■ **Your task**:
Count lines with the string "this" in them. State the number alone.

□ □ □

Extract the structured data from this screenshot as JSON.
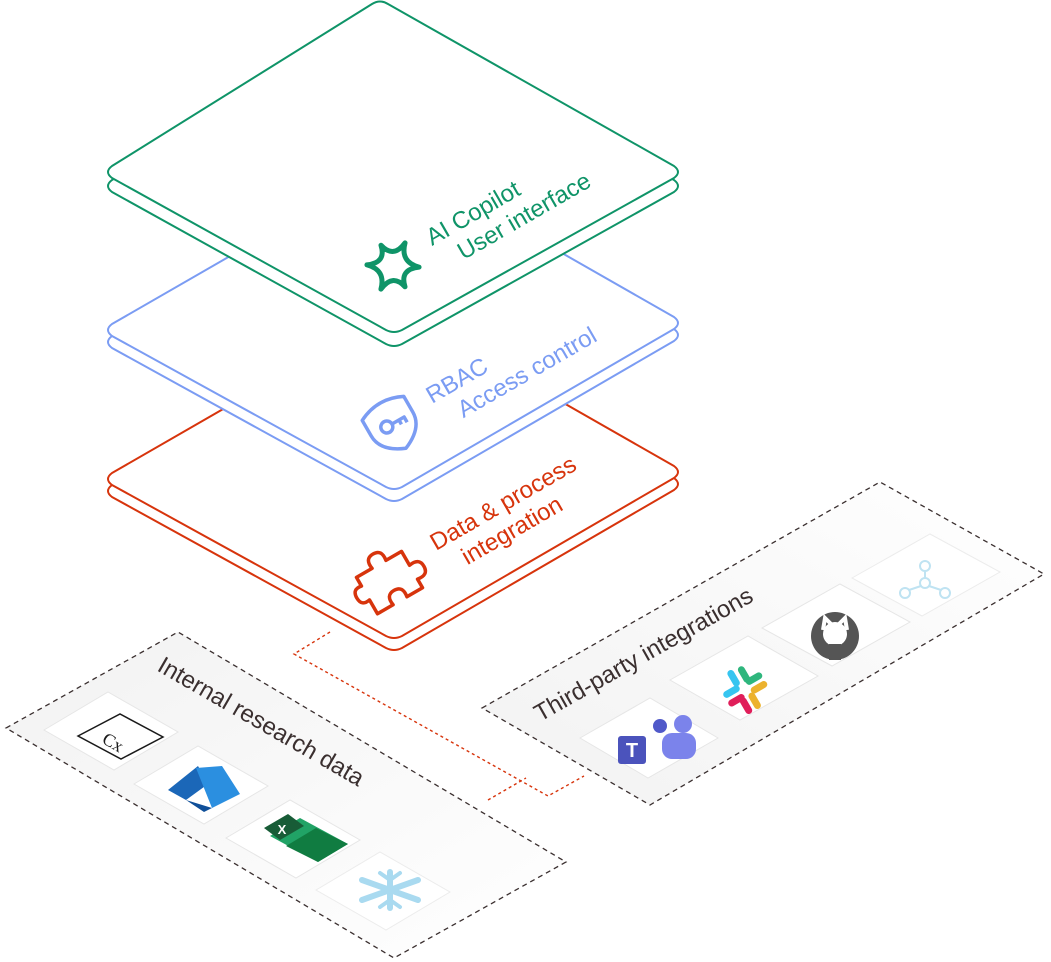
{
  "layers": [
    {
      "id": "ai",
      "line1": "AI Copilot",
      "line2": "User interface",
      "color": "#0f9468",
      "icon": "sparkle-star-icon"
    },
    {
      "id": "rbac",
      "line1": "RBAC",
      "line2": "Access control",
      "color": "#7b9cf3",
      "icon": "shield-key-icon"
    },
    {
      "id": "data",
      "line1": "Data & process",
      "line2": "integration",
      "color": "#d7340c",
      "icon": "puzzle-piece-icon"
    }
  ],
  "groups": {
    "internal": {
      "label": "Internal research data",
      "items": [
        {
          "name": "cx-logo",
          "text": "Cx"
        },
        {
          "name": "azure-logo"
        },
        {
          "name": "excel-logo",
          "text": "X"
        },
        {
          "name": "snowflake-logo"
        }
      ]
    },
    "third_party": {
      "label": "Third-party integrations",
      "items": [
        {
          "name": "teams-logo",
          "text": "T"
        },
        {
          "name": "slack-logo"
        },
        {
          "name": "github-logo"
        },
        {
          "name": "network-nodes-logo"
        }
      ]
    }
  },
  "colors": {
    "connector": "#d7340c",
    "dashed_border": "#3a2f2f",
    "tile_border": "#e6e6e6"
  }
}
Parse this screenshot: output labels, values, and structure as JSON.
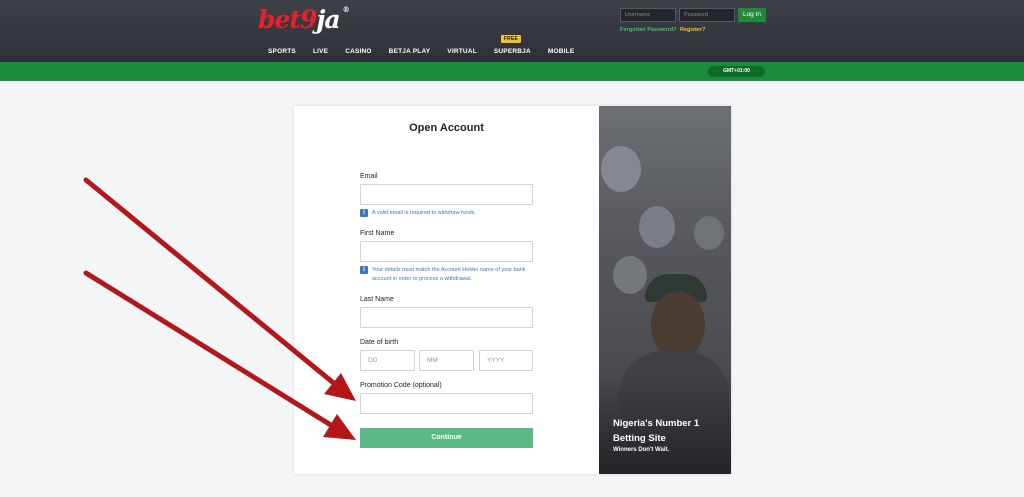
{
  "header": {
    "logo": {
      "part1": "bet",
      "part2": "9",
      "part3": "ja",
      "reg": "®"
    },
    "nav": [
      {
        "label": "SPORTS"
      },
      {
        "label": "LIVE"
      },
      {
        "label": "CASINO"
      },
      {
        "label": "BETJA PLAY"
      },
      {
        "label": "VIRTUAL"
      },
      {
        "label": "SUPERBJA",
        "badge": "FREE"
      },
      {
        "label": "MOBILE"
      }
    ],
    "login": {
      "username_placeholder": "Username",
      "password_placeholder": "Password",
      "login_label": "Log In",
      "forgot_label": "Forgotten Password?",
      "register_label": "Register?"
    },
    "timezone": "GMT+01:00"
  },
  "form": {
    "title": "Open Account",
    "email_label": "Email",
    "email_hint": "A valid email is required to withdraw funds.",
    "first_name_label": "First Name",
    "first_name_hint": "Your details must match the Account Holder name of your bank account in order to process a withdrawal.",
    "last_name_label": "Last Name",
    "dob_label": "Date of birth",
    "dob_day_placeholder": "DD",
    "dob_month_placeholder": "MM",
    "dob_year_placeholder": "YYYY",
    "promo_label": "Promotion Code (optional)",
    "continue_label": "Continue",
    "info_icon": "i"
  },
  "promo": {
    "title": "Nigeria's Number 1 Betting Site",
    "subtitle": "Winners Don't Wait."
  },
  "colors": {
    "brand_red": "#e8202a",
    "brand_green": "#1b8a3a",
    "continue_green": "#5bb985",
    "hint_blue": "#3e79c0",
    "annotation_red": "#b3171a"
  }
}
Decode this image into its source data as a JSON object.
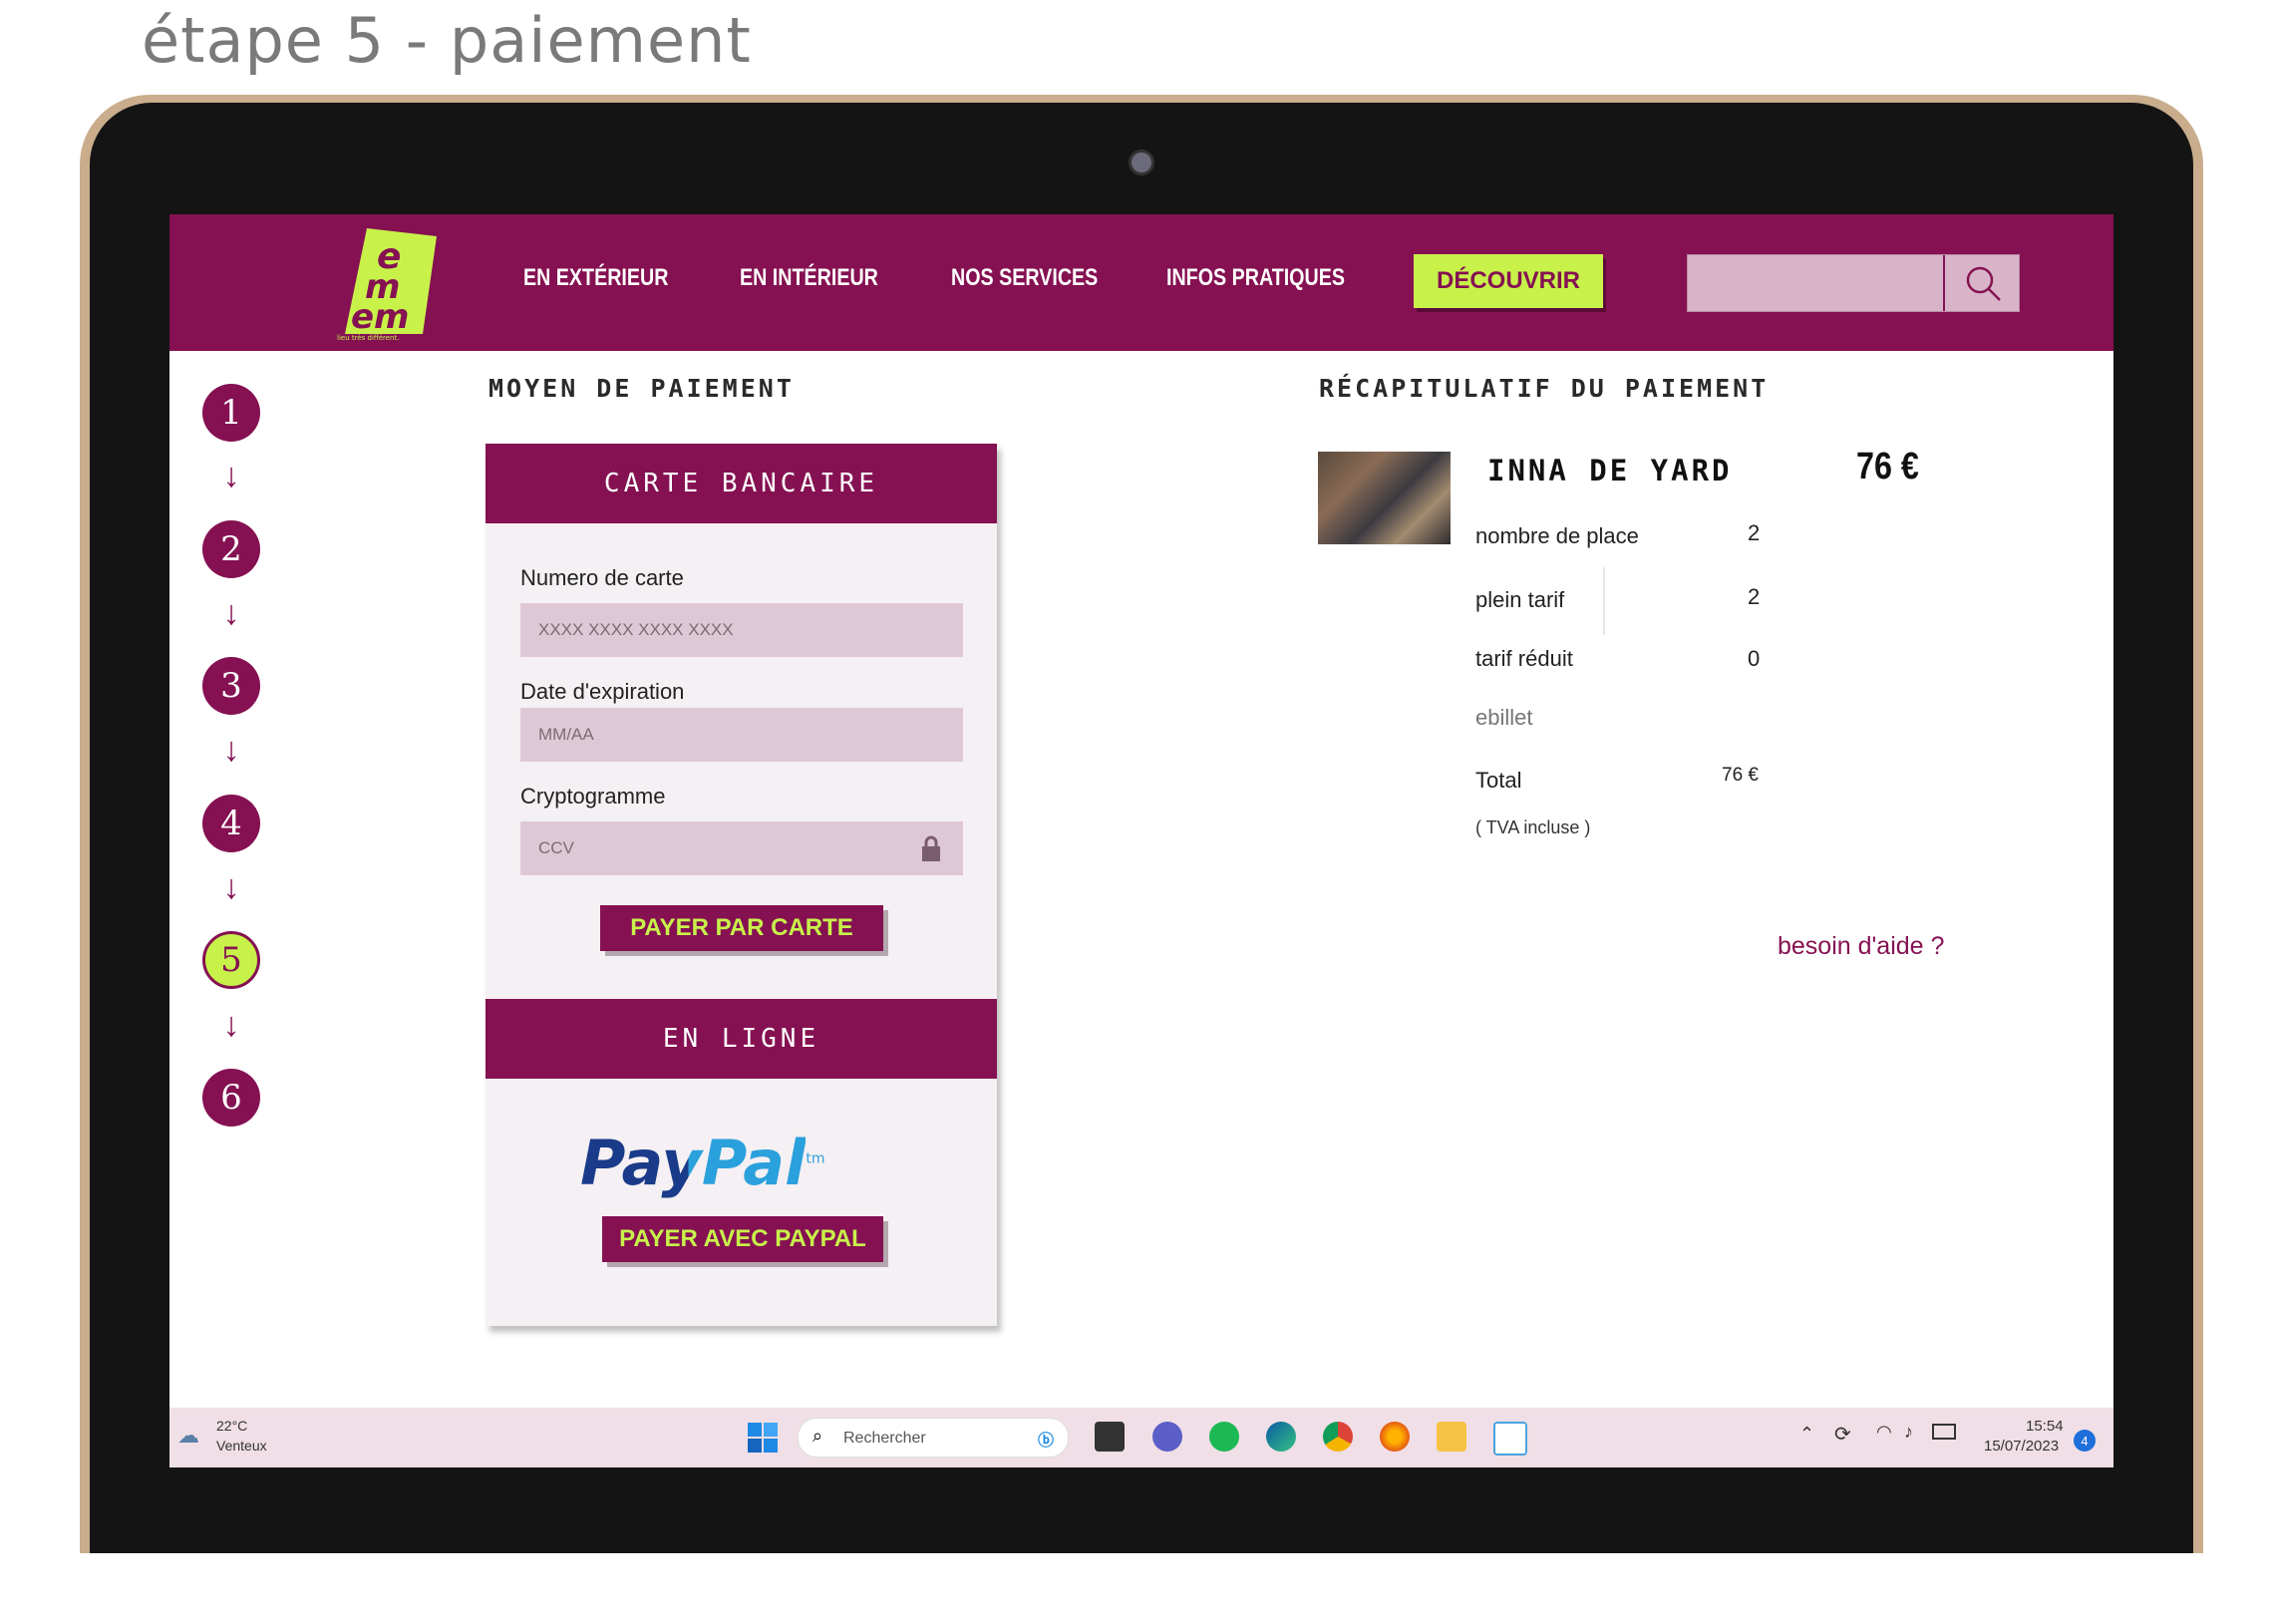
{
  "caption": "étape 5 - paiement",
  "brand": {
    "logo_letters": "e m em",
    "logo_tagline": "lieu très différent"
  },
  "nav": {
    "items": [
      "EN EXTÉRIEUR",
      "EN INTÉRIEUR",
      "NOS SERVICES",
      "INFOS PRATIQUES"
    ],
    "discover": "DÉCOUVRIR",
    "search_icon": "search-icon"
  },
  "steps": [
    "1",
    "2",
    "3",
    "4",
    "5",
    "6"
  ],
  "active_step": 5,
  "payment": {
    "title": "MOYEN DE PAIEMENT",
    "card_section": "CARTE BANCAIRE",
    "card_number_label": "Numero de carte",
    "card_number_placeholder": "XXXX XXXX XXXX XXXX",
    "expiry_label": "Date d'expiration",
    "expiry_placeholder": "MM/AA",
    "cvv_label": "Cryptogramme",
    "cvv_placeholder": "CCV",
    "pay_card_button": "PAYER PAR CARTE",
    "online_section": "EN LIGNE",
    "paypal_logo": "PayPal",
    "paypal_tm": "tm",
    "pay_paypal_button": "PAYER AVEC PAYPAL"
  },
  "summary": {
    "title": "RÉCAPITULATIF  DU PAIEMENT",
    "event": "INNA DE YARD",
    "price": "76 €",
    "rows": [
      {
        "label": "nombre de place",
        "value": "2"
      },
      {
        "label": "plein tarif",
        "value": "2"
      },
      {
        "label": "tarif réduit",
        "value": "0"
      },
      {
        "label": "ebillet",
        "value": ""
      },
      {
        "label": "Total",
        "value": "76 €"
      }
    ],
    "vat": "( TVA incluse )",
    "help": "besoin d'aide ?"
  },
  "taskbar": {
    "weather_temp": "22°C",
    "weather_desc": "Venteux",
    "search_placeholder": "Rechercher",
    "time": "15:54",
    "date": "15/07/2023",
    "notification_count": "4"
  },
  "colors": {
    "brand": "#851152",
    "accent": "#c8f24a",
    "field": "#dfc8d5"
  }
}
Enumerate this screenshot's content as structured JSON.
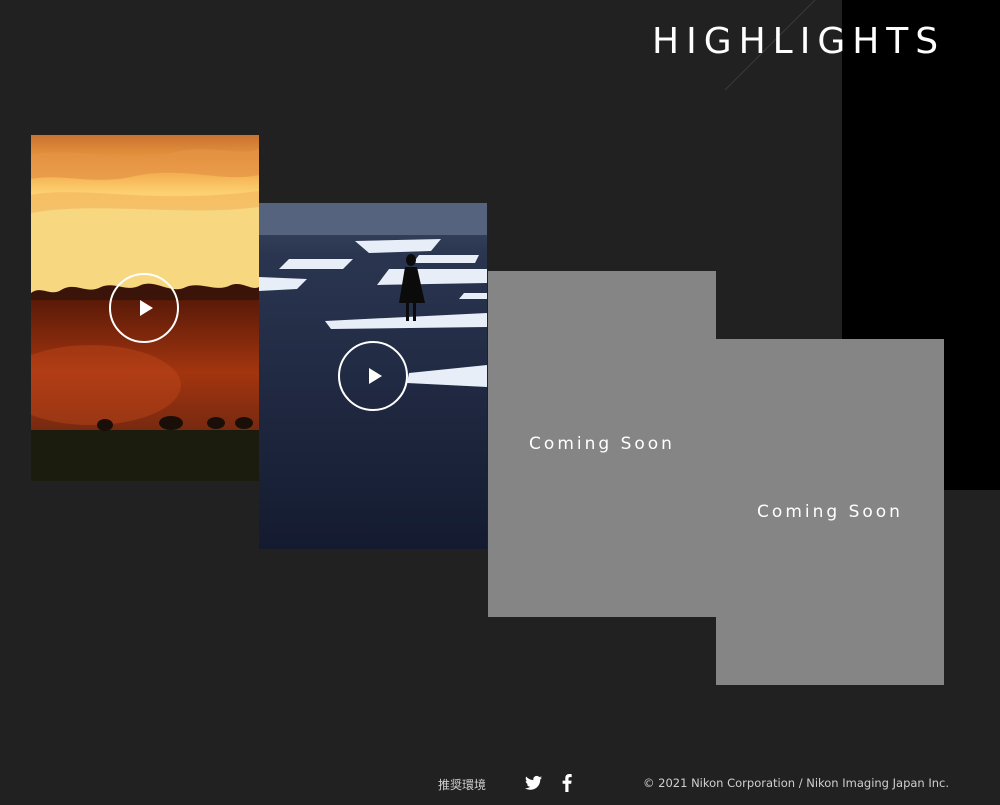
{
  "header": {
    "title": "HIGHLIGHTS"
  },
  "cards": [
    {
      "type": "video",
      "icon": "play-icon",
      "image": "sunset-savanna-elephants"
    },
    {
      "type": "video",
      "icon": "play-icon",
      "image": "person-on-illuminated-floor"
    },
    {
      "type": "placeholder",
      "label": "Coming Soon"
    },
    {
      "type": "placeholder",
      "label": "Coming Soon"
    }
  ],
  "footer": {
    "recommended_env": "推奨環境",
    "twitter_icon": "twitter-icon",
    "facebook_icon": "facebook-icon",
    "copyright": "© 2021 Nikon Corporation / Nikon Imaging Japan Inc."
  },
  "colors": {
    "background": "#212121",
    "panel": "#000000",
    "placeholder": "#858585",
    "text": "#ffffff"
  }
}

□ □ □

■ **Reply**:
4